WHAT IS BEING ASKED:
Copy every line of the rows below character for character, and leave out the pictures.

DATASET EXTRACT:
○ ○ ○ ○ ○

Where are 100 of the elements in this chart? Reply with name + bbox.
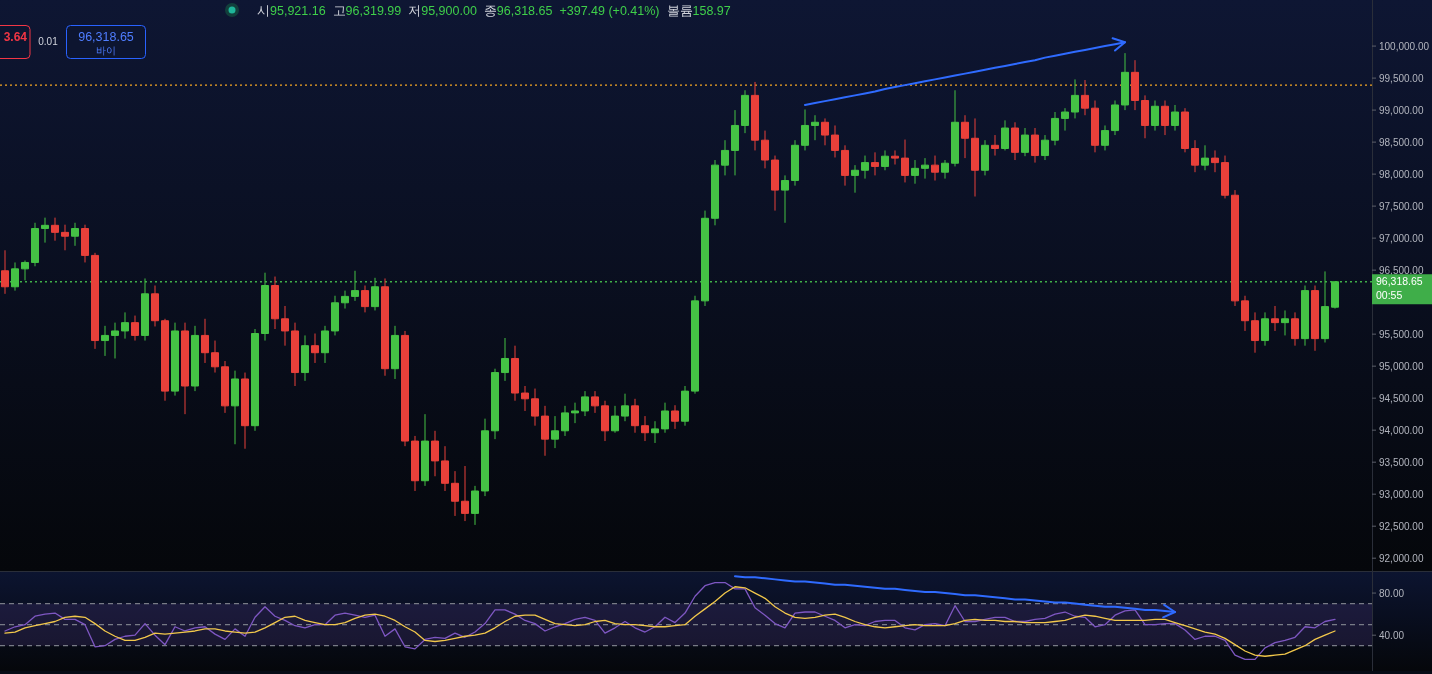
candlestick (1231, 189, 1239, 307)
candlestick (751, 81, 759, 151)
candlestick (481, 418, 489, 497)
candlestick (761, 130, 769, 169)
candlestick (111, 322, 119, 359)
candlestick (661, 402, 669, 434)
candlestick (241, 372, 249, 450)
candlestick (881, 149, 889, 171)
y-tick-label: 93,500.00 (1379, 456, 1424, 468)
candlestick (31, 222, 39, 267)
candlestick (781, 174, 789, 224)
annotation: 저 (408, 4, 422, 18)
candlestick (521, 385, 529, 412)
candlestick (681, 385, 689, 427)
candlestick (1101, 124, 1109, 151)
candlestick (941, 159, 949, 180)
candlestick (581, 390, 589, 417)
candlestick (1171, 104, 1179, 132)
candlestick (171, 322, 179, 397)
candlestick (411, 435, 419, 492)
annotation: 볼륨 (666, 4, 693, 18)
y-tick-label: 100,000.00 (1379, 40, 1430, 52)
candlestick (101, 325, 109, 357)
candlestick (51, 217, 59, 242)
candlestick (841, 144, 849, 187)
candlestick (731, 109, 739, 176)
candlestick (531, 388, 539, 427)
annotation: 96,318.65 (78, 30, 134, 44)
candlestick (711, 159, 719, 226)
candlestick (91, 252, 99, 350)
candlestick (471, 485, 479, 526)
candlestick (1291, 311, 1299, 347)
y-tick-label: 96,500.00 (1379, 264, 1424, 276)
candlestick (971, 117, 979, 198)
y-tick-label: 99,000.00 (1379, 104, 1424, 116)
candlestick (561, 405, 569, 437)
y-tick-label: 92,500.00 (1379, 520, 1424, 532)
annotation: 종 (483, 4, 497, 18)
candlestick (1241, 295, 1249, 332)
candlestick (1051, 111, 1059, 146)
annotation: 0.01 (38, 36, 59, 47)
y-tick-label: 99,500.00 (1379, 72, 1424, 84)
candlestick (431, 430, 439, 477)
candlestick (81, 224, 89, 263)
candlestick (281, 305, 289, 347)
candlestick (491, 368, 499, 440)
candlestick (211, 340, 219, 374)
candlestick (851, 164, 859, 194)
candlestick (911, 159, 919, 185)
candlestick (131, 315, 139, 342)
candlestick (291, 322, 299, 387)
candlestick (591, 390, 599, 414)
candlestick (151, 285, 159, 327)
candlestick (891, 149, 899, 166)
candlestick (341, 290, 349, 310)
candlestick (121, 311, 129, 340)
candlestick (901, 139, 909, 183)
candlestick (11, 261, 19, 292)
candlestick (1191, 139, 1199, 173)
y-tick-label: 93,000.00 (1379, 488, 1424, 500)
candlestick (261, 272, 269, 342)
candlestick (1021, 127, 1029, 157)
candlestick (551, 415, 559, 449)
candlestick (71, 222, 79, 247)
candlestick (1041, 134, 1049, 161)
candlestick (821, 117, 829, 146)
candlestick (461, 465, 469, 522)
candlestick (361, 285, 369, 313)
candlestick (1251, 311, 1259, 354)
candlestick (651, 420, 659, 444)
candlestick (321, 325, 329, 364)
candlestick (931, 155, 939, 182)
annotation: 95,900.00 (421, 4, 477, 18)
y-tick-label: 80.00 (1379, 587, 1405, 599)
y-tick-label: 98,500.00 (1379, 136, 1424, 148)
candlestick (1181, 107, 1189, 153)
candlestick (721, 139, 729, 176)
candlestick (1141, 94, 1149, 139)
candlestick (421, 413, 429, 487)
candlestick (41, 217, 49, 244)
candlestick (981, 139, 989, 176)
candlestick (301, 334, 309, 382)
candlestick (351, 270, 359, 302)
annotation: 158.97 (692, 4, 731, 18)
ref-line-label: 96,318.65 (1376, 275, 1423, 288)
candlestick (1071, 78, 1079, 119)
annotation: +397.49 (+0.41%) (559, 4, 660, 18)
candlestick (401, 330, 409, 447)
candlestick (511, 345, 519, 402)
candlestick (1081, 79, 1089, 116)
candlestick (441, 445, 449, 492)
candlestick (311, 333, 319, 364)
candlestick (1281, 309, 1289, 336)
candlestick (231, 370, 239, 445)
candlestick (1301, 285, 1309, 347)
candlestick (801, 108, 809, 151)
candlestick (1201, 144, 1209, 171)
candlestick (1121, 52, 1129, 111)
y-tick-label: 97,500.00 (1379, 200, 1424, 212)
annotation: 96,319.99 (345, 4, 402, 18)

○ ○ ○ ○ ○

ANSWER:
Where are 100 of the elements in this chart? Reply with name + bbox.
candlestick (1231, 189, 1239, 307)
candlestick (751, 81, 759, 151)
candlestick (481, 418, 489, 497)
candlestick (761, 130, 769, 169)
candlestick (111, 322, 119, 359)
candlestick (661, 402, 669, 434)
candlestick (241, 372, 249, 450)
candlestick (881, 149, 889, 171)
y-tick-label: 93,500.00 (1379, 456, 1424, 468)
candlestick (31, 222, 39, 267)
candlestick (781, 174, 789, 224)
annotation: 저 (408, 4, 422, 18)
candlestick (521, 385, 529, 412)
candlestick (681, 385, 689, 427)
candlestick (1101, 124, 1109, 151)
candlestick (941, 159, 949, 180)
candlestick (581, 390, 589, 417)
candlestick (1171, 104, 1179, 132)
candlestick (171, 322, 179, 397)
candlestick (411, 435, 419, 492)
annotation: 볼륨 (666, 4, 693, 18)
y-tick-label: 100,000.00 (1379, 40, 1430, 52)
candlestick (101, 325, 109, 357)
candlestick (51, 217, 59, 242)
candlestick (841, 144, 849, 187)
candlestick (731, 109, 739, 176)
candlestick (531, 388, 539, 427)
annotation: 96,318.65 (78, 30, 134, 44)
candlestick (711, 159, 719, 226)
candlestick (91, 252, 99, 350)
candlestick (471, 485, 479, 526)
candlestick (1291, 311, 1299, 347)
y-tick-label: 96,500.00 (1379, 264, 1424, 276)
candlestick (971, 117, 979, 198)
y-tick-label: 99,000.00 (1379, 104, 1424, 116)
candlestick (561, 405, 569, 437)
y-tick-label: 92,500.00 (1379, 520, 1424, 532)
annotation: 종 (483, 4, 497, 18)
candlestick (1241, 295, 1249, 332)
candlestick (1051, 111, 1059, 146)
annotation: 0.01 (38, 36, 59, 47)
y-tick-label: 99,500.00 (1379, 72, 1424, 84)
candlestick (431, 430, 439, 477)
candlestick (81, 224, 89, 263)
candlestick (281, 305, 289, 347)
candlestick (491, 368, 499, 440)
candlestick (211, 340, 219, 374)
candlestick (851, 164, 859, 194)
candlestick (911, 159, 919, 185)
candlestick (131, 315, 139, 342)
candlestick (291, 322, 299, 387)
candlestick (591, 390, 599, 414)
candlestick (151, 285, 159, 327)
candlestick (891, 149, 899, 166)
candlestick (341, 290, 349, 310)
candlestick (121, 311, 129, 340)
candlestick (901, 139, 909, 183)
candlestick (11, 261, 19, 292)
candlestick (1191, 139, 1199, 173)
y-tick-label: 93,000.00 (1379, 488, 1424, 500)
candlestick (261, 272, 269, 342)
candlestick (1021, 127, 1029, 157)
candlestick (551, 415, 559, 449)
candlestick (71, 222, 79, 247)
candlestick (1041, 134, 1049, 161)
candlestick (821, 117, 829, 146)
candlestick (461, 465, 469, 522)
candlestick (361, 285, 369, 313)
candlestick (1251, 311, 1259, 354)
candlestick (651, 420, 659, 444)
candlestick (321, 325, 329, 364)
candlestick (931, 155, 939, 182)
annotation: 95,900.00 (421, 4, 477, 18)
y-tick-label: 80.00 (1379, 587, 1405, 599)
y-tick-label: 98,500.00 (1379, 136, 1424, 148)
candlestick (1181, 107, 1189, 153)
candlestick (721, 139, 729, 176)
candlestick (1141, 94, 1149, 139)
candlestick (421, 413, 429, 487)
candlestick (41, 217, 49, 244)
candlestick (981, 139, 989, 176)
candlestick (301, 334, 309, 382)
candlestick (351, 270, 359, 302)
annotation: 158.97 (692, 4, 731, 18)
ref-line-label: 96,318.65 (1376, 275, 1423, 288)
candlestick (1071, 78, 1079, 119)
annotation: +397.49 (+0.41%) (559, 4, 660, 18)
candlestick (401, 330, 409, 447)
candlestick (511, 345, 519, 402)
candlestick (1081, 79, 1089, 116)
candlestick (441, 445, 449, 492)
candlestick (311, 333, 319, 364)
candlestick (1281, 309, 1289, 336)
candlestick (231, 370, 239, 445)
candlestick (1301, 285, 1309, 347)
candlestick (801, 108, 809, 151)
candlestick (1201, 144, 1209, 171)
candlestick (1121, 52, 1129, 111)
y-tick-label: 97,500.00 (1379, 200, 1424, 212)
annotation: 96,319.99 (345, 4, 402, 18)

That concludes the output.